## start

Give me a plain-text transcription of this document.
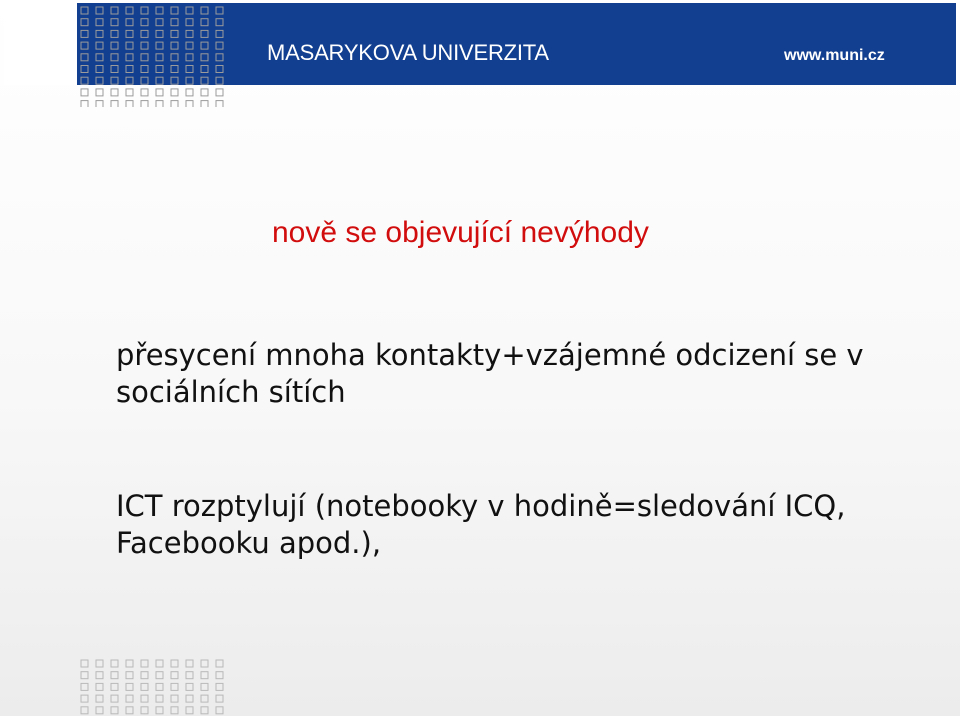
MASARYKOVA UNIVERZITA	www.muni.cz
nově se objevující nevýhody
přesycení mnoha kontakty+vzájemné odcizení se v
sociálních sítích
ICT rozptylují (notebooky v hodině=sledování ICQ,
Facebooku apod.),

## end

■ **Requirement**: Reproduce each entry verbatim, excluding any embedded images.

■ **Task output**:
Give me a plain-text transcription of this document.
MASARYKOVA UNIVERZITA	www.muni.cz
nově se objevující nevýhody
přesycení mnoha kontakty+vzájemné odcizení se v
sociálních sítích
ICT rozptylují (notebooky v hodině=sledování ICQ,
Facebooku apod.),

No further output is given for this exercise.